WHAT TO WORK ON:
Quote the listing in full, exactly as given, minus any pictures.

EXERCISE INPUT:
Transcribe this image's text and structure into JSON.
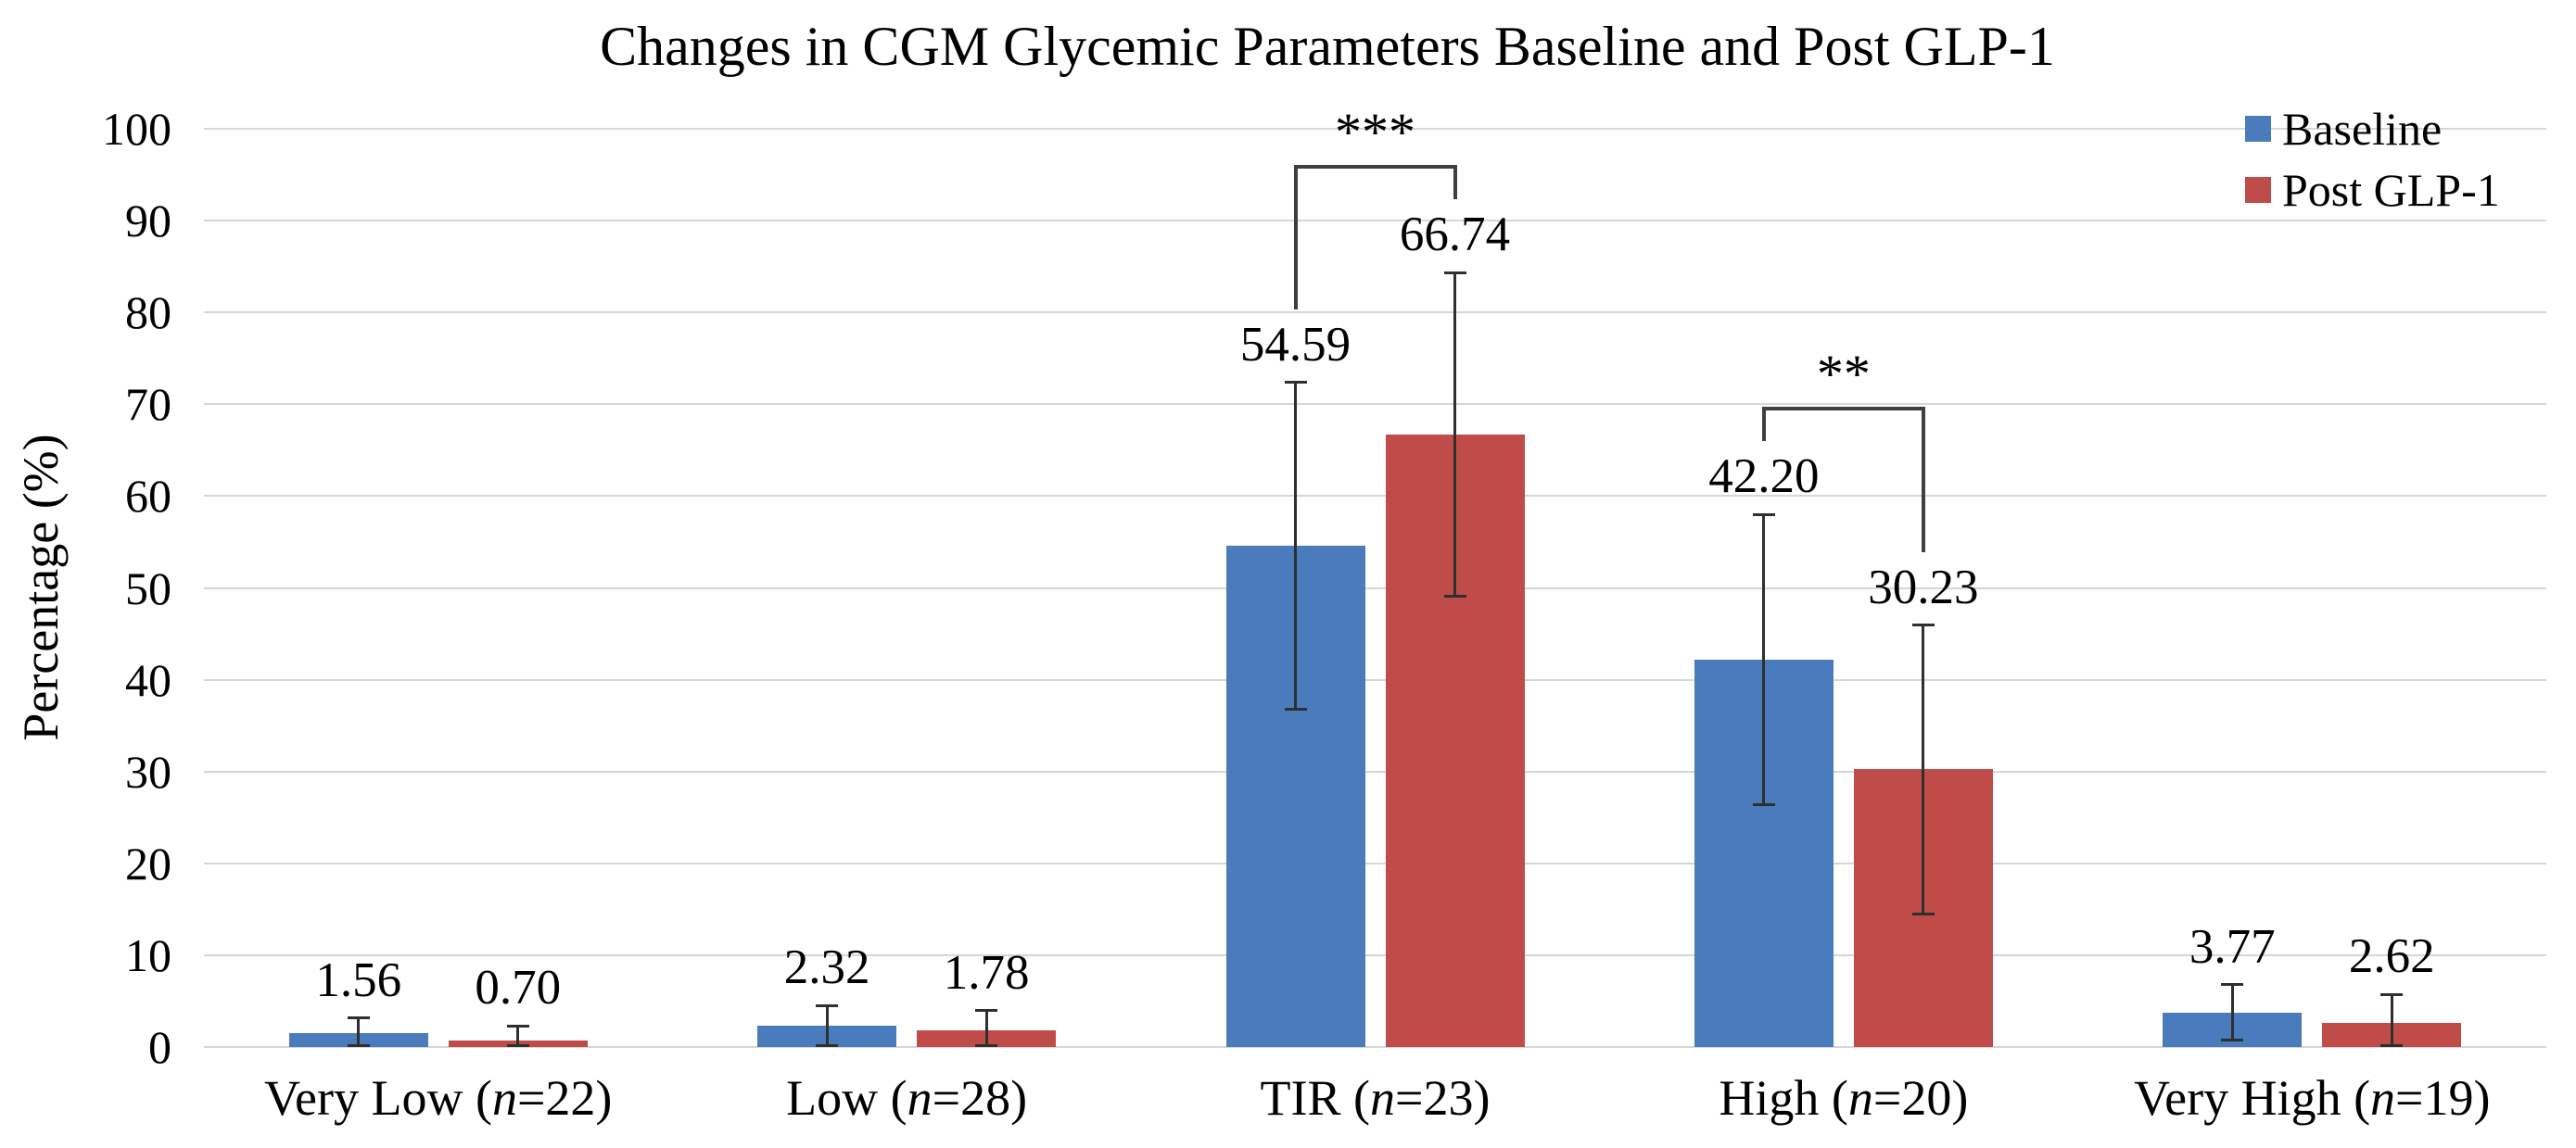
{
  "chart_data": {
    "type": "bar",
    "title": "Changes in CGM Glycemic Parameters Baseline and Post GLP-1",
    "xlabel": "",
    "ylabel": "Percentage (%)",
    "ylim": [
      0,
      100
    ],
    "ytick_labels": [
      "0",
      "10",
      "20",
      "30",
      "40",
      "50",
      "60",
      "70",
      "80",
      "90",
      "100"
    ],
    "grid": true,
    "legend_position": "top-right",
    "categories": [
      {
        "full": "Very Low (n=22)",
        "parts": [
          "Very Low (",
          "n",
          "=22)"
        ]
      },
      {
        "full": "Low (n=28)",
        "parts": [
          "Low (",
          "n",
          "=28)"
        ]
      },
      {
        "full": "TIR (n=23)",
        "parts": [
          "TIR (",
          "n",
          "=23)"
        ]
      },
      {
        "full": "High (n=20)",
        "parts": [
          "High (",
          "n",
          "=20)"
        ]
      },
      {
        "full": "Very High (n=19)",
        "parts": [
          "Very High (",
          "n",
          "=19)"
        ]
      }
    ],
    "series": [
      {
        "name": "Baseline",
        "color": "#4A7CBD",
        "values": [
          1.56,
          2.32,
          54.59,
          42.2,
          3.77
        ],
        "value_labels": [
          "1.56",
          "2.32",
          "54.59",
          "42.20",
          "3.77"
        ],
        "error": [
          1.6,
          2.2,
          17.8,
          15.8,
          3.0
        ]
      },
      {
        "name": "Post GLP-1",
        "color": "#C04C4A",
        "values": [
          0.7,
          1.78,
          66.74,
          30.23,
          2.62
        ],
        "value_labels": [
          "0.70",
          "1.78",
          "66.74",
          "30.23",
          "2.62"
        ],
        "error": [
          1.6,
          2.2,
          17.6,
          15.7,
          3.1
        ]
      }
    ],
    "significance": [
      {
        "category_index": 2,
        "label": "***"
      },
      {
        "category_index": 3,
        "label": "**"
      }
    ],
    "colors": {
      "grid": "#D6D6D6",
      "axis_line": "#D6D6D6",
      "error_bar": "#2F2F2F",
      "bracket": "#3F3F3F",
      "text": "#000000",
      "background": "#FFFFFF"
    }
  }
}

THE RESULT:
Transcribe this image's text and structure into JSON.
{
  "chart_data": {
    "type": "bar",
    "title": "Changes in CGM Glycemic Parameters Baseline and Post GLP-1",
    "xlabel": "",
    "ylabel": "Percentage (%)",
    "ylim": [
      0,
      100
    ],
    "ytick_labels": [
      "0",
      "10",
      "20",
      "30",
      "40",
      "50",
      "60",
      "70",
      "80",
      "90",
      "100"
    ],
    "grid": true,
    "legend_position": "top-right",
    "categories": [
      {
        "full": "Very Low (n=22)",
        "parts": [
          "Very Low (",
          "n",
          "=22)"
        ]
      },
      {
        "full": "Low (n=28)",
        "parts": [
          "Low (",
          "n",
          "=28)"
        ]
      },
      {
        "full": "TIR (n=23)",
        "parts": [
          "TIR (",
          "n",
          "=23)"
        ]
      },
      {
        "full": "High (n=20)",
        "parts": [
          "High (",
          "n",
          "=20)"
        ]
      },
      {
        "full": "Very High (n=19)",
        "parts": [
          "Very High (",
          "n",
          "=19)"
        ]
      }
    ],
    "series": [
      {
        "name": "Baseline",
        "color": "#4A7CBD",
        "values": [
          1.56,
          2.32,
          54.59,
          42.2,
          3.77
        ],
        "value_labels": [
          "1.56",
          "2.32",
          "54.59",
          "42.20",
          "3.77"
        ],
        "error": [
          1.6,
          2.2,
          17.8,
          15.8,
          3.0
        ]
      },
      {
        "name": "Post GLP-1",
        "color": "#C04C4A",
        "values": [
          0.7,
          1.78,
          66.74,
          30.23,
          2.62
        ],
        "value_labels": [
          "0.70",
          "1.78",
          "66.74",
          "30.23",
          "2.62"
        ],
        "error": [
          1.6,
          2.2,
          17.6,
          15.7,
          3.1
        ]
      }
    ],
    "significance": [
      {
        "category_index": 2,
        "label": "***"
      },
      {
        "category_index": 3,
        "label": "**"
      }
    ],
    "colors": {
      "grid": "#D6D6D6",
      "axis_line": "#D6D6D6",
      "error_bar": "#2F2F2F",
      "bracket": "#3F3F3F",
      "text": "#000000",
      "background": "#FFFFFF"
    }
  }
}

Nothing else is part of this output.